A run of records:
╭──
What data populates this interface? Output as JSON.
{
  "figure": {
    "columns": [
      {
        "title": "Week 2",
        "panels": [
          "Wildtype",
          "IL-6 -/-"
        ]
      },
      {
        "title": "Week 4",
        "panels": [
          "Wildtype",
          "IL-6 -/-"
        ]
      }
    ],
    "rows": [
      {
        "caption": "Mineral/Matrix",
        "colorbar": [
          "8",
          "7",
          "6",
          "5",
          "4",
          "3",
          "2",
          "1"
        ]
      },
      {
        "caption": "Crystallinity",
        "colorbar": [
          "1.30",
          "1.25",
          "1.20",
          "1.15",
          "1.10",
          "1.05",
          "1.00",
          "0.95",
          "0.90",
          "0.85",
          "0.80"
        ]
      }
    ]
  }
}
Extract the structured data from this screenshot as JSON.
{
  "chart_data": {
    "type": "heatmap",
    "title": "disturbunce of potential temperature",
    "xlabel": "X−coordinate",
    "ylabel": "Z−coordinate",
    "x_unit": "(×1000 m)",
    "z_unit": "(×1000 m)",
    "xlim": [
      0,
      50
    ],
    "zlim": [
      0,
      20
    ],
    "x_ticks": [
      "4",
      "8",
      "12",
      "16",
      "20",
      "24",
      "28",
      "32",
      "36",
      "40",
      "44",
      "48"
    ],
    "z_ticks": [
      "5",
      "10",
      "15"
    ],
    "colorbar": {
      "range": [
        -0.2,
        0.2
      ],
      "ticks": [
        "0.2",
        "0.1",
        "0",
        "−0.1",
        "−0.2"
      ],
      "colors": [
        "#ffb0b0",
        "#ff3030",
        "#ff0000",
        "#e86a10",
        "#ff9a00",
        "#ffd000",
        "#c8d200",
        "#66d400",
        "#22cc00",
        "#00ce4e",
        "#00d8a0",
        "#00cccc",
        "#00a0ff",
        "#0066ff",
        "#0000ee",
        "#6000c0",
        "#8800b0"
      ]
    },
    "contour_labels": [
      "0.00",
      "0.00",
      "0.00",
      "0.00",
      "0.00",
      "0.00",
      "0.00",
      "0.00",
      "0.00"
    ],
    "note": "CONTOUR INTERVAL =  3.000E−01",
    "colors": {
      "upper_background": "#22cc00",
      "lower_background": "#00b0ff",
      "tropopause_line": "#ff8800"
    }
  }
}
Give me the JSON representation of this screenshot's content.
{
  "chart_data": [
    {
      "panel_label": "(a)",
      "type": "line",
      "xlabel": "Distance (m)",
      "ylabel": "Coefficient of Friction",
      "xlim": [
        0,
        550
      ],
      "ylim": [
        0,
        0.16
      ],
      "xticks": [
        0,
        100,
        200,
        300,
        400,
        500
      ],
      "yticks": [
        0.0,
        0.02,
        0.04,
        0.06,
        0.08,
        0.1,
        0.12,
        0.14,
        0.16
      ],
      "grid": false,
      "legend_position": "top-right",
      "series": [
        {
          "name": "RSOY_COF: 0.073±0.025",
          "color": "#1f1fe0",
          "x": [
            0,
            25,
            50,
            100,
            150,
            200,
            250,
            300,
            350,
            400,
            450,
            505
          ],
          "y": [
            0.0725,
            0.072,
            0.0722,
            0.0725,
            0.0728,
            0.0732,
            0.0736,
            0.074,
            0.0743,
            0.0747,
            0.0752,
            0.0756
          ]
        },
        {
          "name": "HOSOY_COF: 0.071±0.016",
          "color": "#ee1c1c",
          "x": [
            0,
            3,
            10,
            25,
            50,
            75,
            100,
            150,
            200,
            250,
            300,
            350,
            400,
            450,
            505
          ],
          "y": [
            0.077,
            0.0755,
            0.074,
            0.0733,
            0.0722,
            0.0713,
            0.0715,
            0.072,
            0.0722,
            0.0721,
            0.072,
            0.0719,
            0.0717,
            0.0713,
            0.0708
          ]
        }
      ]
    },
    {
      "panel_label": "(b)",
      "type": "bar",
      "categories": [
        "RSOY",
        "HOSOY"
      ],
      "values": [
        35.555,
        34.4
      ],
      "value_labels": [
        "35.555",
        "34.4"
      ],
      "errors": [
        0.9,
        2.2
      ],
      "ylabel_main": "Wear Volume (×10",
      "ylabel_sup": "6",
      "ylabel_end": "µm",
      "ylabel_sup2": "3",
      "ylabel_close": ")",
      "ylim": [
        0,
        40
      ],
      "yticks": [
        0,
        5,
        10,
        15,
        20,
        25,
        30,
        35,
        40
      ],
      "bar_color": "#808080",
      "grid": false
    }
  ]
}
╰──
- [Required task] Restate each entry exactly, skipping none.

- [The answer]
What data populates this interface? Output as JSON.
{
  "figure": {
    "columns": [
      {
        "title": "Week 2",
        "panels": [
          "Wildtype",
          "IL-6 -/-"
        ]
      },
      {
        "title": "Week 4",
        "panels": [
          "Wildtype",
          "IL-6 -/-"
        ]
      }
    ],
    "rows": [
      {
        "caption": "Mineral/Matrix",
        "colorbar": [
          "8",
          "7",
          "6",
          "5",
          "4",
          "3",
          "2",
          "1"
        ]
      },
      {
        "caption": "Crystallinity",
        "colorbar": [
          "1.30",
          "1.25",
          "1.20",
          "1.15",
          "1.10",
          "1.05",
          "1.00",
          "0.95",
          "0.90",
          "0.85",
          "0.80"
        ]
      }
    ]
  }
}
Extract the structured data from this screenshot as JSON.
{
  "chart_data": {
    "type": "heatmap",
    "title": "disturbunce of potential temperature",
    "xlabel": "X−coordinate",
    "ylabel": "Z−coordinate",
    "x_unit": "(×1000 m)",
    "z_unit": "(×1000 m)",
    "xlim": [
      0,
      50
    ],
    "zlim": [
      0,
      20
    ],
    "x_ticks": [
      "4",
      "8",
      "12",
      "16",
      "20",
      "24",
      "28",
      "32",
      "36",
      "40",
      "44",
      "48"
    ],
    "z_ticks": [
      "5",
      "10",
      "15"
    ],
    "colorbar": {
      "range": [
        -0.2,
        0.2
      ],
      "ticks": [
        "0.2",
        "0.1",
        "0",
        "−0.1",
        "−0.2"
      ],
      "colors": [
        "#ffb0b0",
        "#ff3030",
        "#ff0000",
        "#e86a10",
        "#ff9a00",
        "#ffd000",
        "#c8d200",
        "#66d400",
        "#22cc00",
        "#00ce4e",
        "#00d8a0",
        "#00cccc",
        "#00a0ff",
        "#0066ff",
        "#0000ee",
        "#6000c0",
        "#8800b0"
      ]
    },
    "contour_labels": [
      "0.00",
      "0.00",
      "0.00",
      "0.00",
      "0.00",
      "0.00",
      "0.00",
      "0.00",
      "0.00"
    ],
    "note": "CONTOUR INTERVAL =  3.000E−01",
    "colors": {
      "upper_background": "#22cc00",
      "lower_background": "#00b0ff",
      "tropopause_line": "#ff8800"
    }
  }
}
Give me the JSON representation of this screenshot's content.
{
  "chart_data": [
    {
      "panel_label": "(a)",
      "type": "line",
      "xlabel": "Distance (m)",
      "ylabel": "Coefficient of Friction",
      "xlim": [
        0,
        550
      ],
      "ylim": [
        0,
        0.16
      ],
      "xticks": [
        0,
        100,
        200,
        300,
        400,
        500
      ],
      "yticks": [
        0.0,
        0.02,
        0.04,
        0.06,
        0.08,
        0.1,
        0.12,
        0.14,
        0.16
      ],
      "grid": false,
      "legend_position": "top-right",
      "series": [
        {
          "name": "RSOY_COF: 0.073±0.025",
          "color": "#1f1fe0",
          "x": [
            0,
            25,
            50,
            100,
            150,
            200,
            250,
            300,
            350,
            400,
            450,
            505
          ],
          "y": [
            0.0725,
            0.072,
            0.0722,
            0.0725,
            0.0728,
            0.0732,
            0.0736,
            0.074,
            0.0743,
            0.0747,
            0.0752,
            0.0756
          ]
        },
        {
          "name": "HOSOY_COF: 0.071±0.016",
          "color": "#ee1c1c",
          "x": [
            0,
            3,
            10,
            25,
            50,
            75,
            100,
            150,
            200,
            250,
            300,
            350,
            400,
            450,
            505
          ],
          "y": [
            0.077,
            0.0755,
            0.074,
            0.0733,
            0.0722,
            0.0713,
            0.0715,
            0.072,
            0.0722,
            0.0721,
            0.072,
            0.0719,
            0.0717,
            0.0713,
            0.0708
          ]
        }
      ]
    },
    {
      "panel_label": "(b)",
      "type": "bar",
      "categories": [
        "RSOY",
        "HOSOY"
      ],
      "values": [
        35.555,
        34.4
      ],
      "value_labels": [
        "35.555",
        "34.4"
      ],
      "errors": [
        0.9,
        2.2
      ],
      "ylabel_main": "Wear Volume (×10",
      "ylabel_sup": "6",
      "ylabel_end": "µm",
      "ylabel_sup2": "3",
      "ylabel_close": ")",
      "ylim": [
        0,
        40
      ],
      "yticks": [
        0,
        5,
        10,
        15,
        20,
        25,
        30,
        35,
        40
      ],
      "bar_color": "#808080",
      "grid": false
    }
  ]
}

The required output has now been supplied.